GESTELLTE AUFGABE:
Tausche im gesamten folgenden Material "rosette-icon" gegen "rosette-glyph" aus und gib die Zeilen sonst unverändert wieder.

BEREITGESTELLTES MATERIAL:

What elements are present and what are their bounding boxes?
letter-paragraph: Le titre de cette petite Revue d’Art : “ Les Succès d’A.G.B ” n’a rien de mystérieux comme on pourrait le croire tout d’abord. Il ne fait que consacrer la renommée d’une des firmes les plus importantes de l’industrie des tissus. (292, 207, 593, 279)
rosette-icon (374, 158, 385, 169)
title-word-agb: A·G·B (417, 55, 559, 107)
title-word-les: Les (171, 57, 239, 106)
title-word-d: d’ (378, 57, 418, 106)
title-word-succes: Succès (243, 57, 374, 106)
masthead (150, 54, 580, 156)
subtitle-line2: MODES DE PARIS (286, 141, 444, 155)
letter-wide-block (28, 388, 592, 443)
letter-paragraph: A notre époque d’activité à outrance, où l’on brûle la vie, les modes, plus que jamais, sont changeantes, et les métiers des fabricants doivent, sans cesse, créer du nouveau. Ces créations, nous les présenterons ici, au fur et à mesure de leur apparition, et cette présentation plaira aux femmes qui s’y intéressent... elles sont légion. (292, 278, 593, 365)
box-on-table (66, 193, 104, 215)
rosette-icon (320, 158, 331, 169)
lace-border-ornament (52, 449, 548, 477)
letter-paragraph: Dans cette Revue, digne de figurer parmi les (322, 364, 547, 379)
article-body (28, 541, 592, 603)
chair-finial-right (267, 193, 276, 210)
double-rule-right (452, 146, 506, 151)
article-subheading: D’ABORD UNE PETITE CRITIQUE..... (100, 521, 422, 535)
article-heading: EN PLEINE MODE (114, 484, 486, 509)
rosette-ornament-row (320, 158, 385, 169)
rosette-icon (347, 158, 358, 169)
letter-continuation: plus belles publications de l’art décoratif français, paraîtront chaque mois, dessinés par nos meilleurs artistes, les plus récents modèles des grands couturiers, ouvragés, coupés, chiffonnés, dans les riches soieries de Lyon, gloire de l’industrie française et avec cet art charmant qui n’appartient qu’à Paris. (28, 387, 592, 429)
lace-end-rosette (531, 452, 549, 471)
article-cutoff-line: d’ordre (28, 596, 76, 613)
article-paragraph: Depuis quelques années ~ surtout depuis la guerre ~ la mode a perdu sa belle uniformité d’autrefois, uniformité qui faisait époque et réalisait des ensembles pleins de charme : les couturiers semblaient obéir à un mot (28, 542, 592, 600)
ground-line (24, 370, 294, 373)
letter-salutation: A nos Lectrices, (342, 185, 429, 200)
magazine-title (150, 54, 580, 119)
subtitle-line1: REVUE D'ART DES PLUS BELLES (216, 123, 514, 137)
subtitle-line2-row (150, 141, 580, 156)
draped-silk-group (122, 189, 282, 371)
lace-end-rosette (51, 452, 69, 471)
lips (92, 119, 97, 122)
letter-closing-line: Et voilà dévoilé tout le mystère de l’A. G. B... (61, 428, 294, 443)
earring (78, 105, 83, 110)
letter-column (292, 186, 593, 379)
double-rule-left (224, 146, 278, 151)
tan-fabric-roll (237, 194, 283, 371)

LÖSUNG DER AUFGABE:
What elements are present and what are their bounding boxes?
letter-paragraph: Le titre de cette petite Revue d’Art : “ Les Succès d’A.G.B ” n’a rien de mystérieux comme on pourrait le croire tout d’abord. Il ne fait que consacrer la renommée d’une des firmes les plus importantes de l’industrie des tissus. (292, 207, 593, 279)
rosette-glyph (374, 158, 385, 169)
title-word-agb: A·G·B (417, 55, 559, 107)
title-word-les: Les (171, 57, 239, 106)
title-word-d: d’ (378, 57, 418, 106)
title-word-succes: Succès (243, 57, 374, 106)
masthead (150, 54, 580, 156)
subtitle-line2: MODES DE PARIS (286, 141, 444, 155)
letter-wide-block (28, 388, 592, 443)
letter-paragraph: A notre époque d’activité à outrance, où l’on brûle la vie, les modes, plus que jamais, sont changeantes, et les métiers des fabricants doivent, sans cesse, créer du nouveau. Ces créations, nous les présenterons ici, au fur et à mesure de leur apparition, et cette présentation plaira aux femmes qui s’y intéressent... elles sont légion. (292, 278, 593, 365)
box-on-table (66, 193, 104, 215)
rosette-glyph (320, 158, 331, 169)
lace-border-ornament (52, 449, 548, 477)
letter-paragraph: Dans cette Revue, digne de figurer parmi les (322, 364, 547, 379)
article-body (28, 541, 592, 603)
chair-finial-right (267, 193, 276, 210)
double-rule-right (452, 146, 506, 151)
article-subheading: D’ABORD UNE PETITE CRITIQUE..... (100, 521, 422, 535)
article-heading: EN PLEINE MODE (114, 484, 486, 509)
rosette-ornament-row (320, 158, 385, 169)
rosette-glyph (347, 158, 358, 169)
letter-continuation: plus belles publications de l’art décoratif français, paraîtront chaque mois, dessinés par nos meilleurs artistes, les plus récents modèles des grands couturiers, ouvragés, coupés, chiffonnés, dans les riches soieries de Lyon, gloire de l’industrie française et avec cet art charmant qui n’appartient qu’à Paris. (28, 387, 592, 429)
lace-end-rosette (531, 452, 549, 471)
article-cutoff-line: d’ordre (28, 596, 76, 613)
article-paragraph: Depuis quelques années ~ surtout depuis la guerre ~ la mode a perdu sa belle uniformité d’autrefois, uniformité qui faisait époque et réalisait des ensembles pleins de charme : les couturiers semblaient obéir à un mot (28, 542, 592, 600)
ground-line (24, 370, 294, 373)
letter-salutation: A nos Lectrices, (342, 185, 429, 200)
magazine-title (150, 54, 580, 119)
subtitle-line1: REVUE D'ART DES PLUS BELLES (216, 123, 514, 137)
subtitle-line2-row (150, 141, 580, 156)
draped-silk-group (122, 189, 282, 371)
lace-end-rosette (51, 452, 69, 471)
lips (92, 119, 97, 122)
letter-closing-line: Et voilà dévoilé tout le mystère de l’A. G. B... (61, 428, 294, 443)
earring (78, 105, 83, 110)
letter-column (292, 186, 593, 379)
double-rule-left (224, 146, 278, 151)
tan-fabric-roll (237, 194, 283, 371)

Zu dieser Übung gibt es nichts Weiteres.